• What you have to do:
Leave out any pictures and transcribe all other data below exactly.

+++++

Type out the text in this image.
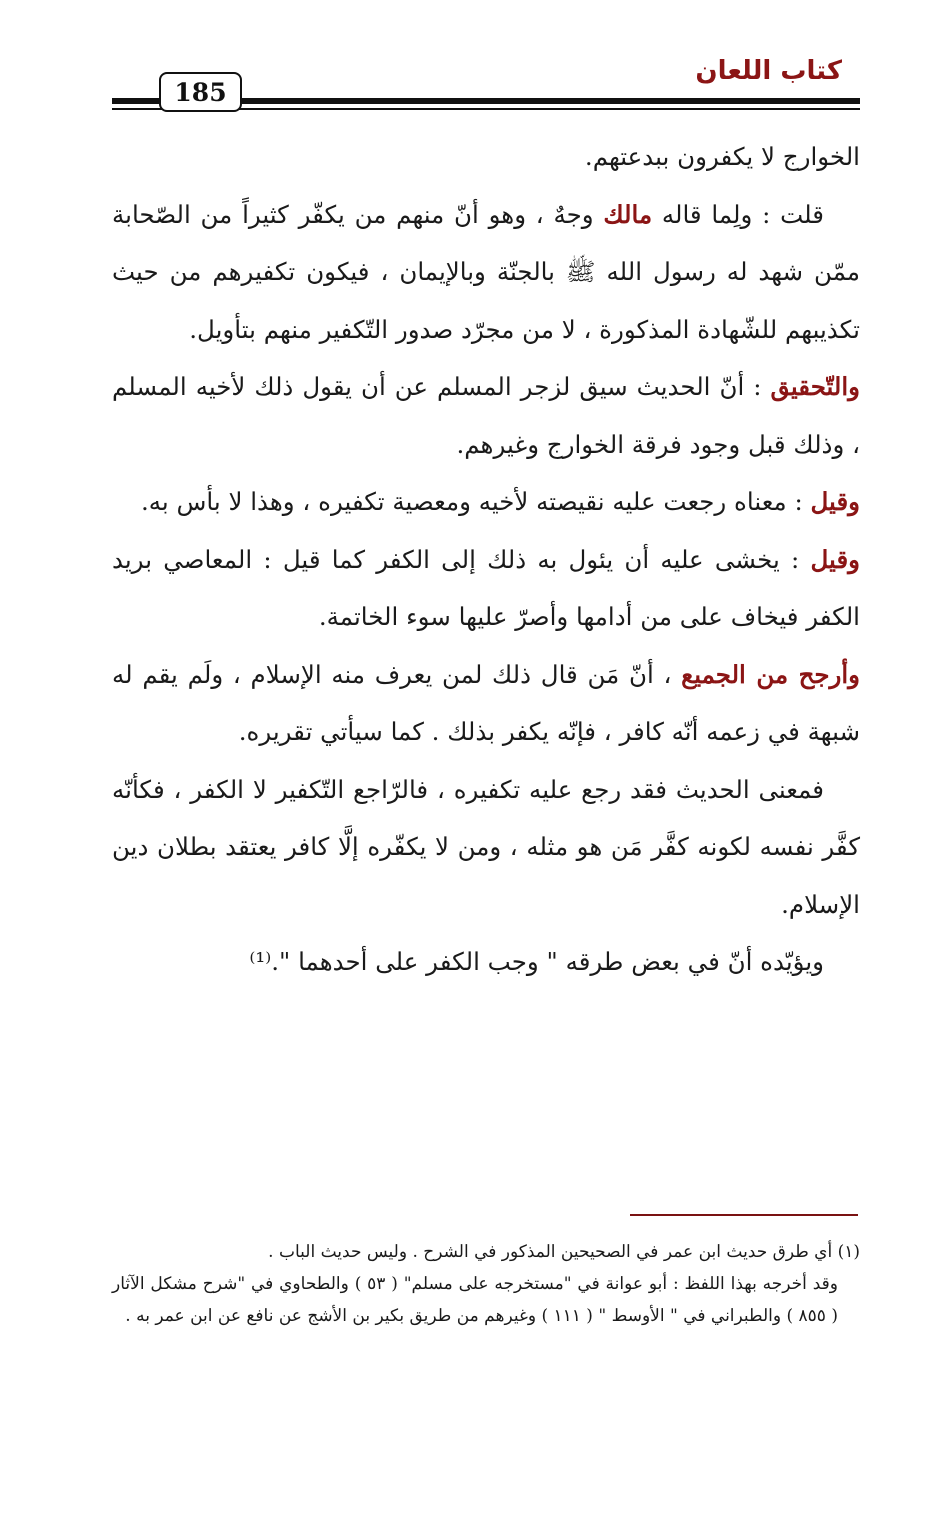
كتاب اللعان
185

الخوارج لا يكفرون ببدعتهم.

قلت : ولِما قاله مالك وجهٌ ، وهو أنّ منهم من يكفّر كثيراً من الصّحابة ممّن شهد له رسول الله ﷺ بالجنّة وبالإيمان ، فيكون تكفيرهم من حيث تكذيبهم للشّهادة المذكورة ، لا من مجرّد صدور التّكفير منهم بتأويل.

والتّحقيق : أنّ الحديث سيق لزجر المسلم عن أن يقول ذلك لأخيه المسلم ، وذلك قبل وجود فرقة الخوارج وغيرهم.

وقيل : معناه رجعت عليه نقيصته لأخيه ومعصية تكفيره ، وهذا لا بأس به.

وقيل : يخشى عليه أن يئول به ذلك إلى الكفر كما قيل : المعاصي بريد الكفر فيخاف على من أدامها وأصرّ عليها سوء الخاتمة.

وأرجح من الجميع ، أنّ مَن قال ذلك لمن يعرف منه الإسلام ، ولَم يقم له شبهة في زعمه أنّه كافر ، فإنّه يكفر بذلك . كما سيأتي تقريره.

فمعنى الحديث فقد رجع عليه تكفيره ، فالرّاجع التّكفير لا الكفر ، فكأنّه كفَّر نفسه لكونه كفَّر مَن هو مثله ، ومن لا يكفّره إلَّا كافر يعتقد بطلان دين الإسلام.

ويؤيّده أنّ في بعض طرقه " وجب الكفر على أحدهما ".⁽¹⁾

(١) أي طرق حديث ابن عمر في الصحيحين المذكور في الشرح . وليس حديث الباب .

وقد أخرجه بهذا اللفظ : أبو عوانة في "مستخرجه على مسلم" ( ٥٣ ) والطحاوي في "شرح مشكل الآثار ( ٨٥٥ ) والطبراني في " الأوسط " ( ١١١ ) وغيرهم من طريق بكير بن الأشج عن نافع عن ابن عمر به .
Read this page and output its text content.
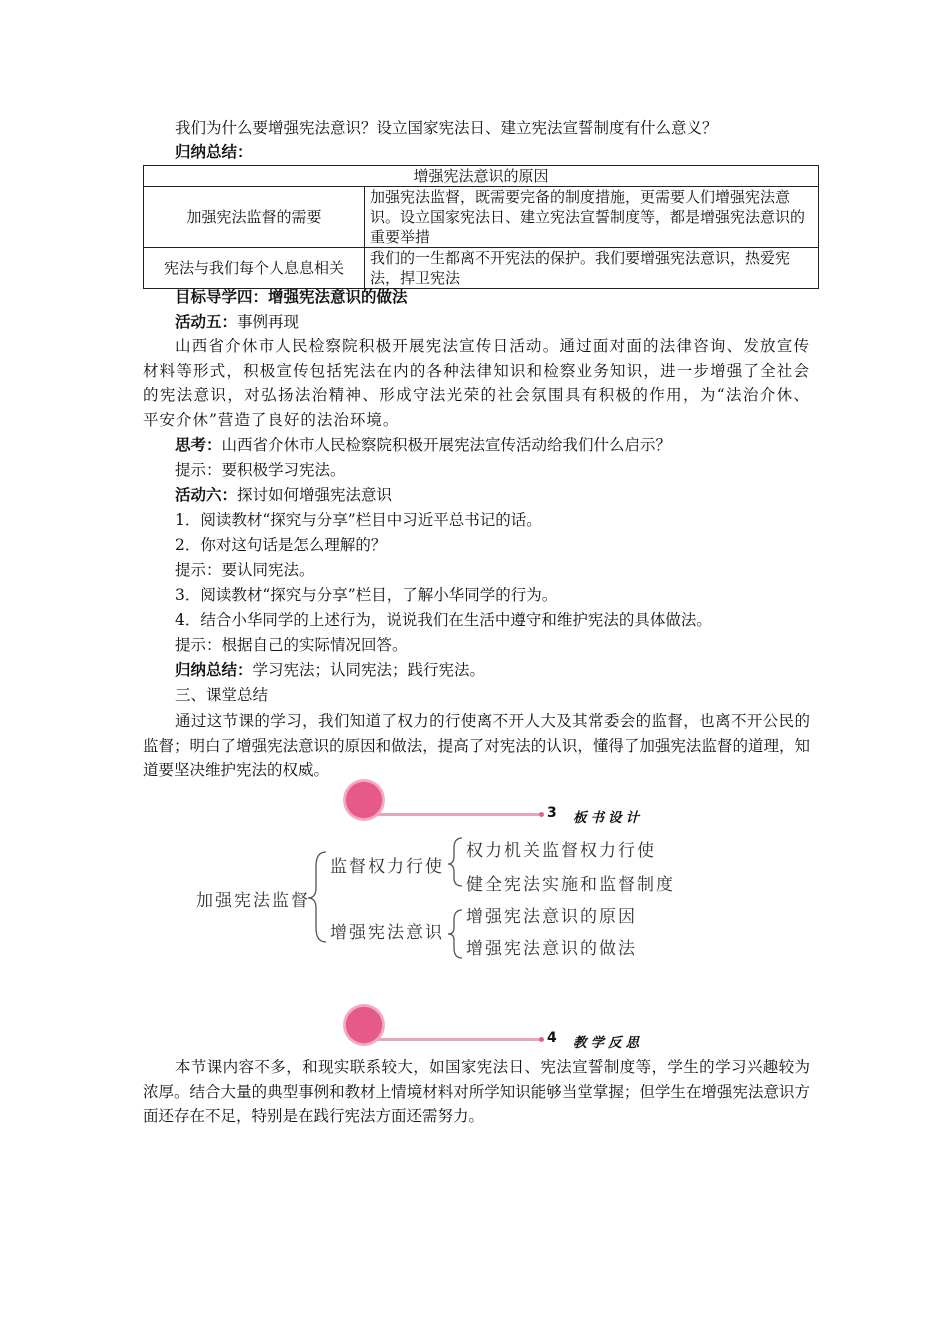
我们为什么要增强宪法意识？设立国家宪法日、建立宪法宣誓制度有什么意义？
归纳总结：
增强宪法意识的原因	
加强宪法监督的需要	加强宪法监督，既需要完备的制度措施，更需要人们增强宪法意识。设立国家宪法日、建立宪法宣誓制度等，都是增强宪法意识的重要举措
宪法与我们每个人息息相关	我们的一生都离不开宪法的保护。我们要增强宪法意识，热爱宪法，捍卫宪法
目标导学四：增强宪法意识的做法
活动五：事例再现
山西省介休市人民检察院积极开展宪法宣传日活动。通过面对面的法律咨询、发放宣传材料等形式，积极宣传包括宪法在内的各种法律知识和检察业务知识，进一步增强了全社会的宪法意识，对弘扬法治精神、形成守法光荣的社会氛围具有积极的作用，为“法治介休、平安介休”营造了良好的法治环境。
思考：山西省介休市人民检察院积极开展宪法宣传活动给我们什么启示？
提示：要积极学习宪法。
活动六：探讨如何增强宪法意识
1．阅读教材“探究与分享”栏目中习近平总书记的话。
2．你对这句话是怎么理解的？
提示：要认同宪法。
3．阅读教材“探究与分享”栏目，了解小华同学的行为。
4．结合小华同学的上述行为，说说我们在生活中遵守和维护宪法的具体做法。
提示：根据自己的实际情况回答。
归纳总结：学习宪法；认同宪法；践行宪法。
三、课堂总结
通过这节课的学习，我们知道了权力的行使离不开人大及其常委会的监督，也离不开公民的监督；明白了增强宪法意识的原因和做法，提高了对宪法的认识，懂得了加强宪法监督的道理，知道要坚决维护宪法的权威。
3 板书设计
加强宪法监督
监督权力行使
增强宪法意识
权力机关监督权力行使
健全宪法实施和监督制度
增强宪法意识的原因
增强宪法意识的做法
4 教学反思
本节课内容不多，和现实联系较大，如国家宪法日、宪法宣誓制度等，学生的学习兴趣较为浓厚。结合大量的典型事例和教材上情境材料对所学知识能够当堂掌握；但学生在增强宪法意识方面还存在不足，特别是在践行宪法方面还需努力。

+++++

• Completed exercise:
Type out the text in this image.
كتاب اللعان
185

الخوارج لا يكفرون ببدعتهم.

قلت : ولِما قاله مالك وجهٌ ، وهو أنّ منهم من يكفّر كثيراً من الصّحابة ممّن شهد له رسول الله ﷺ بالجنّة وبالإيمان ، فيكون تكفيرهم من حيث تكذيبهم للشّهادة المذكورة ، لا من مجرّد صدور التّكفير منهم بتأويل.

والتّحقيق : أنّ الحديث سيق لزجر المسلم عن أن يقول ذلك لأخيه المسلم ، وذلك قبل وجود فرقة الخوارج وغيرهم.

وقيل : معناه رجعت عليه نقيصته لأخيه ومعصية تكفيره ، وهذا لا بأس به.

وقيل : يخشى عليه أن يئول به ذلك إلى الكفر كما قيل : المعاصي بريد الكفر فيخاف على من أدامها وأصرّ عليها سوء الخاتمة.

وأرجح من الجميع ، أنّ مَن قال ذلك لمن يعرف منه الإسلام ، ولَم يقم له شبهة في زعمه أنّه كافر ، فإنّه يكفر بذلك . كما سيأتي تقريره.

فمعنى الحديث فقد رجع عليه تكفيره ، فالرّاجع التّكفير لا الكفر ، فكأنّه كفَّر نفسه لكونه كفَّر مَن هو مثله ، ومن لا يكفّره إلَّا كافر يعتقد بطلان دين الإسلام.

ويؤيّده أنّ في بعض طرقه " وجب الكفر على أحدهما ".⁽¹⁾

(١) أي طرق حديث ابن عمر في الصحيحين المذكور في الشرح . وليس حديث الباب .

وقد أخرجه بهذا اللفظ : أبو عوانة في "مستخرجه على مسلم" ( ٥٣ ) والطحاوي في "شرح مشكل الآثار ( ٨٥٥ ) والطبراني في " الأوسط " ( ١١١ ) وغيرهم من طريق بكير بن الأشج عن نافع عن ابن عمر به .
Read this page and output its text content.
我们为什么要增强宪法意识？设立国家宪法日、建立宪法宣誓制度有什么意义？
归纳总结：
增强宪法意识的原因	
加强宪法监督的需要	加强宪法监督，既需要完备的制度措施，更需要人们增强宪法意识。设立国家宪法日、建立宪法宣誓制度等，都是增强宪法意识的重要举措
宪法与我们每个人息息相关	我们的一生都离不开宪法的保护。我们要增强宪法意识，热爱宪法，捍卫宪法
目标导学四：增强宪法意识的做法
活动五：事例再现
山西省介休市人民检察院积极开展宪法宣传日活动。通过面对面的法律咨询、发放宣传材料等形式，积极宣传包括宪法在内的各种法律知识和检察业务知识，进一步增强了全社会的宪法意识，对弘扬法治精神、形成守法光荣的社会氛围具有积极的作用，为“法治介休、平安介休”营造了良好的法治环境。
思考：山西省介休市人民检察院积极开展宪法宣传活动给我们什么启示？
提示：要积极学习宪法。
活动六：探讨如何增强宪法意识
1．阅读教材“探究与分享”栏目中习近平总书记的话。
2．你对这句话是怎么理解的？
提示：要认同宪法。
3．阅读教材“探究与分享”栏目，了解小华同学的行为。
4．结合小华同学的上述行为，说说我们在生活中遵守和维护宪法的具体做法。
提示：根据自己的实际情况回答。
归纳总结：学习宪法；认同宪法；践行宪法。
三、课堂总结
通过这节课的学习，我们知道了权力的行使离不开人大及其常委会的监督，也离不开公民的监督；明白了增强宪法意识的原因和做法，提高了对宪法的认识，懂得了加强宪法监督的道理，知道要坚决维护宪法的权威。
3 板书设计
加强宪法监督
监督权力行使
增强宪法意识
权力机关监督权力行使
健全宪法实施和监督制度
增强宪法意识的原因
增强宪法意识的做法
4 教学反思
本节课内容不多，和现实联系较大，如国家宪法日、宪法宣誓制度等，学生的学习兴趣较为浓厚。结合大量的典型事例和教材上情境材料对所学知识能够当堂掌握；但学生在增强宪法意识方面还存在不足，特别是在践行宪法方面还需努力。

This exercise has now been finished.